STATED PROBLEM: Extract each line from the entries below that has the string "STOCKS" in it.
DATA SUPPLIED start
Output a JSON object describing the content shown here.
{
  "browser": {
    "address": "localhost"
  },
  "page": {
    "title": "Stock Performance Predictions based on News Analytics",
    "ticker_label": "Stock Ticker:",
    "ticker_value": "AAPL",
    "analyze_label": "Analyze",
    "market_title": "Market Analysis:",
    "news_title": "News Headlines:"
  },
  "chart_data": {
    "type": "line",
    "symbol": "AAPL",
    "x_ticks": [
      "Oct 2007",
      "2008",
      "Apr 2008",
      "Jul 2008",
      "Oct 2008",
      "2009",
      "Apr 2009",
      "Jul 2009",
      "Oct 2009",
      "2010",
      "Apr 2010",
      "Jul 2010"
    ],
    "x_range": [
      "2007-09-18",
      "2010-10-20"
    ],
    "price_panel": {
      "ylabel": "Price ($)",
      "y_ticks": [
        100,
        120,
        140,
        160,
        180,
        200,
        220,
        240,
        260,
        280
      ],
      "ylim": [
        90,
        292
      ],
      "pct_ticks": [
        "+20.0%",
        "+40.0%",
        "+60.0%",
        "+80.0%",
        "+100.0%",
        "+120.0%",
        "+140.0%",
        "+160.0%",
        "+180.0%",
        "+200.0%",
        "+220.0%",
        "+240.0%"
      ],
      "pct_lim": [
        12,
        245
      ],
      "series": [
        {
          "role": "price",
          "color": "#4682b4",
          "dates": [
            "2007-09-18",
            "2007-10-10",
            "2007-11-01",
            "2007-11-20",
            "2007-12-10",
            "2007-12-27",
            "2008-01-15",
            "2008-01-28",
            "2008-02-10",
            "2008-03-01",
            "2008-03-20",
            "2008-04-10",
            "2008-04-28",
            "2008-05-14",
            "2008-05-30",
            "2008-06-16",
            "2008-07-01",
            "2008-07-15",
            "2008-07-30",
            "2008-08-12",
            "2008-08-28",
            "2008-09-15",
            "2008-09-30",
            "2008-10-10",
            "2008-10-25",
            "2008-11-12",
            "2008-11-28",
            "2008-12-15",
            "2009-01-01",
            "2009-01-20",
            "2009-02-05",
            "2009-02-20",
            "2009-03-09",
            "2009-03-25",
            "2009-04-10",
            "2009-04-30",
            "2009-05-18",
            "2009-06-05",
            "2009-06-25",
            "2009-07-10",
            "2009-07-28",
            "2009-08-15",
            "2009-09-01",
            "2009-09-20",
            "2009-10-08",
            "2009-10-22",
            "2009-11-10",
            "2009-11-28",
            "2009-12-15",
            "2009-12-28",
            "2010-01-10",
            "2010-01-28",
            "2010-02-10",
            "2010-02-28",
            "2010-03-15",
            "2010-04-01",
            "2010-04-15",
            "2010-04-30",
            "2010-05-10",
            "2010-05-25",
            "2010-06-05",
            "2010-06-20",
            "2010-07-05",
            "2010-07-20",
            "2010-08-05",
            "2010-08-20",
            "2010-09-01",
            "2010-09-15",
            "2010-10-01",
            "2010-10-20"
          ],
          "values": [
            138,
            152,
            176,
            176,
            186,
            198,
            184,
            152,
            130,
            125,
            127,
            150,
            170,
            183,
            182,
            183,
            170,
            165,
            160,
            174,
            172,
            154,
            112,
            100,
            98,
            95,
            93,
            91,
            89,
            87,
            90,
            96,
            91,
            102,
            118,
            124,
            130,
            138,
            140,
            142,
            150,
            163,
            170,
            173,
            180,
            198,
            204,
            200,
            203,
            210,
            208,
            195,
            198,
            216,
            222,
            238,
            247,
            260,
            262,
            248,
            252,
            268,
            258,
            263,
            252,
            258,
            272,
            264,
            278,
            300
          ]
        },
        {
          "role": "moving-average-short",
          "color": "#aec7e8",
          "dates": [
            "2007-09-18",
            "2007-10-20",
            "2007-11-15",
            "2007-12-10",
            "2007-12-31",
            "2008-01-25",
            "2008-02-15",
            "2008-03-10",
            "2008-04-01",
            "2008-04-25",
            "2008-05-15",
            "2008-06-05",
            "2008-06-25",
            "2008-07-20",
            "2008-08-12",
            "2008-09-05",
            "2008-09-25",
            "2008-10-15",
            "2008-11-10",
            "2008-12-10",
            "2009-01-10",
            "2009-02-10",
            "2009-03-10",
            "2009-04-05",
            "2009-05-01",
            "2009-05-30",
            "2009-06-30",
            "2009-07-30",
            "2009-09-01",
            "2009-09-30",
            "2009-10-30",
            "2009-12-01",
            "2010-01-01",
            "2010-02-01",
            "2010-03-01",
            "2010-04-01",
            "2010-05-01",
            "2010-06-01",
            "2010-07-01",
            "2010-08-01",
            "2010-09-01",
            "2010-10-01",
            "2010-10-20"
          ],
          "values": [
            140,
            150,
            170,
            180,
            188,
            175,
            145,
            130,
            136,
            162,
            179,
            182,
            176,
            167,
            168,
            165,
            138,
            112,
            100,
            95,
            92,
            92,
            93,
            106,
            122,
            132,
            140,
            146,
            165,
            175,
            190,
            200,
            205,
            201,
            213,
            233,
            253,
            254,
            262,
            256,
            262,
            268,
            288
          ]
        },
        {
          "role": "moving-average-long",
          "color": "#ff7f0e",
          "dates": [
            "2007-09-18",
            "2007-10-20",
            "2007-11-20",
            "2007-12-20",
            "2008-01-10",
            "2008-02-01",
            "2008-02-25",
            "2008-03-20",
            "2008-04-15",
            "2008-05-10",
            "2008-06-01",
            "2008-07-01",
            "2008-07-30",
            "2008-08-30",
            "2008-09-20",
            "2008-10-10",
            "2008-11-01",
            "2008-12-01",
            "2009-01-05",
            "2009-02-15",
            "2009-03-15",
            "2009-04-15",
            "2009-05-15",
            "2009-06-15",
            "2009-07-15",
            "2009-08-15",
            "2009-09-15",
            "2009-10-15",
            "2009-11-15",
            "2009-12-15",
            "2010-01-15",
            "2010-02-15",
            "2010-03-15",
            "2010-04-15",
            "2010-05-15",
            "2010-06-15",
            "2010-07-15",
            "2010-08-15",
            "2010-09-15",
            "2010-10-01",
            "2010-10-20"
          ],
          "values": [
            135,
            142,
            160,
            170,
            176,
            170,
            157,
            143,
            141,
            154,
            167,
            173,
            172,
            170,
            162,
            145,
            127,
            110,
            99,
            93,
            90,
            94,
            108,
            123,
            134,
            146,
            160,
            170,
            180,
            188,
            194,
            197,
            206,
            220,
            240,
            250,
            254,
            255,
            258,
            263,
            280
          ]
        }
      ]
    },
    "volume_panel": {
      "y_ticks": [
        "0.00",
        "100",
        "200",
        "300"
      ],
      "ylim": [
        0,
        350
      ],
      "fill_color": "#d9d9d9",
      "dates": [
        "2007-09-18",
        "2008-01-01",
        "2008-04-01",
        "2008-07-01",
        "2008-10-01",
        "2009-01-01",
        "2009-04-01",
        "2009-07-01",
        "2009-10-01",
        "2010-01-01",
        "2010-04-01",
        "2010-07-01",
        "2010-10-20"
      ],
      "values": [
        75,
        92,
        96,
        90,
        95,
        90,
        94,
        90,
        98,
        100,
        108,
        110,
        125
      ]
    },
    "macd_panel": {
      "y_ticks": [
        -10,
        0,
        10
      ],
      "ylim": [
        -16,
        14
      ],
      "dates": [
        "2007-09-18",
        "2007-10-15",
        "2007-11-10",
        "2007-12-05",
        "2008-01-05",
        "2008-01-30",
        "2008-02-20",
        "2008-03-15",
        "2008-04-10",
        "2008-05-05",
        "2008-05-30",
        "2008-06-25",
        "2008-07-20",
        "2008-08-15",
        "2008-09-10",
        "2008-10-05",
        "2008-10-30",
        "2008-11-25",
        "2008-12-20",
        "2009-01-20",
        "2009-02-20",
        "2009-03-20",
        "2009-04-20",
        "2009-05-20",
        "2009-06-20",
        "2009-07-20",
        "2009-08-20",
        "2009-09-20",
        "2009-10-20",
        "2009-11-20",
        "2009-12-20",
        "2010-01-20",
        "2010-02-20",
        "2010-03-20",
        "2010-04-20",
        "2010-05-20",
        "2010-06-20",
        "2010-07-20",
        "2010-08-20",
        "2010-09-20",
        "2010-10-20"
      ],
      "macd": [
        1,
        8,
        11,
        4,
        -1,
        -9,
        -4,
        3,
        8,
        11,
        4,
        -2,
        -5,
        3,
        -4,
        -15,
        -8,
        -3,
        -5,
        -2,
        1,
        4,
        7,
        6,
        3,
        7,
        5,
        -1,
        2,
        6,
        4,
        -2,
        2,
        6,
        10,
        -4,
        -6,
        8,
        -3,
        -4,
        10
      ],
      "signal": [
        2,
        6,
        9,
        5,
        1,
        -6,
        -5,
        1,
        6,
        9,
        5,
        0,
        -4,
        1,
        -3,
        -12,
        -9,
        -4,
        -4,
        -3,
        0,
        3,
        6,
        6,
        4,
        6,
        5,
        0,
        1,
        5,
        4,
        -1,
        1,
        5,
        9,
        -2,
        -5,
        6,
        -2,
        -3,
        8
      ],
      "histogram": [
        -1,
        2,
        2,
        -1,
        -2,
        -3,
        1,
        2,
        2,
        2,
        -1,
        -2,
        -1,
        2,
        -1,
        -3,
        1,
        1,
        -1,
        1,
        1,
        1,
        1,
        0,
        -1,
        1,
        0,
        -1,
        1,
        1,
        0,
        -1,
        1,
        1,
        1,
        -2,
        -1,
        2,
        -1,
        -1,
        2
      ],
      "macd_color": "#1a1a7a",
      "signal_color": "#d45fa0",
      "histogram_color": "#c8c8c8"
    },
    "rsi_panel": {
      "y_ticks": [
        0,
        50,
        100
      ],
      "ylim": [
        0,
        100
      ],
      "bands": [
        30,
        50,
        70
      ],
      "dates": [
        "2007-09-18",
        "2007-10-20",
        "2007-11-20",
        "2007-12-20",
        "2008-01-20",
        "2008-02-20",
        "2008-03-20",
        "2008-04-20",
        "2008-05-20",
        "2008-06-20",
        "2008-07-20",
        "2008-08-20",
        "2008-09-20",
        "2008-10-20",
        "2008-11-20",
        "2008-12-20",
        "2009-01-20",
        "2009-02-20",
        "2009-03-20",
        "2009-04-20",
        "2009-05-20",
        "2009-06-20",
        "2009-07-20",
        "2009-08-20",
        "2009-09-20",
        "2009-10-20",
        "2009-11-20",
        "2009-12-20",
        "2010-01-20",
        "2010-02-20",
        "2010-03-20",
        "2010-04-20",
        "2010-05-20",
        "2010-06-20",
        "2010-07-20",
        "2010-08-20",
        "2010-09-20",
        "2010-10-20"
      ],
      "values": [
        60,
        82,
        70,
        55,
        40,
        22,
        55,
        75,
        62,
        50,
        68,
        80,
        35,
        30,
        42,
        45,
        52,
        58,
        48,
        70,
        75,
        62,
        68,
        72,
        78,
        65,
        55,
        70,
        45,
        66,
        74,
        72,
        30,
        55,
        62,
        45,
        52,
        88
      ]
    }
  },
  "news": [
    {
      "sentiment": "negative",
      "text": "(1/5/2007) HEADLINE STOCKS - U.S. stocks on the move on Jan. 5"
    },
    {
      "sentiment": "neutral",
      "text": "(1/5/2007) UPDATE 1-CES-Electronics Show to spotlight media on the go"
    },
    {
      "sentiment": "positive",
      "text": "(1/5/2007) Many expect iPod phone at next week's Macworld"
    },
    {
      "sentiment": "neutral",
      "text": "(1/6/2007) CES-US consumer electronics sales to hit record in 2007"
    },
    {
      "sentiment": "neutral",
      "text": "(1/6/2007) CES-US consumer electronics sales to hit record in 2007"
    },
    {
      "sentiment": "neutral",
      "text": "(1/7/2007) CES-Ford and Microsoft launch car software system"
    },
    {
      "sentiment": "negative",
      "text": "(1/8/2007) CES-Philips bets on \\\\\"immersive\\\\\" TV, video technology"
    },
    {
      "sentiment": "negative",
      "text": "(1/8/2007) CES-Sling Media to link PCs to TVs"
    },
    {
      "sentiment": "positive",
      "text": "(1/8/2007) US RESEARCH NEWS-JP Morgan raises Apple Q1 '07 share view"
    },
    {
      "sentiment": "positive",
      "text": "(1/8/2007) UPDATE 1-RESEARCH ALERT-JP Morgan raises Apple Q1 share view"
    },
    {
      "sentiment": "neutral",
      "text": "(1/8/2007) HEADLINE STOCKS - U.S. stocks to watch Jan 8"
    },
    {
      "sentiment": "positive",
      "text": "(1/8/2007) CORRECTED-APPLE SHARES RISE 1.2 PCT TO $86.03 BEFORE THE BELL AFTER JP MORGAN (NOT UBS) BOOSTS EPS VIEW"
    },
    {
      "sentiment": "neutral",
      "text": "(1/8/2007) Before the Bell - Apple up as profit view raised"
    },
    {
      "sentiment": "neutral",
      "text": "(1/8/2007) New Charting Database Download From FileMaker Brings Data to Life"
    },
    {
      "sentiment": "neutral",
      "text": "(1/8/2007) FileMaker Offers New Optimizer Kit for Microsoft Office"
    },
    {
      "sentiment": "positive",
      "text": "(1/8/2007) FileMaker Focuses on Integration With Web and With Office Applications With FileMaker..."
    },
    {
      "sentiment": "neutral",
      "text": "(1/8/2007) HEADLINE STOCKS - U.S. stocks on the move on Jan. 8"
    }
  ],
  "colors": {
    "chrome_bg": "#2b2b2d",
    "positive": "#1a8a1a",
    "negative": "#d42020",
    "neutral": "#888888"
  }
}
DATA SUPPLIED end
EXERCISE OUTPUT:
      "text": "(1/5/2007) HEADLINE STOCKS - U.S. stocks on the move on Jan. 5"
      "text": "(1/8/2007) HEADLINE STOCKS - U.S. stocks to watch Jan 8"
      "text": "(1/8/2007) HEADLINE STOCKS - U.S. stocks on the move on Jan. 8"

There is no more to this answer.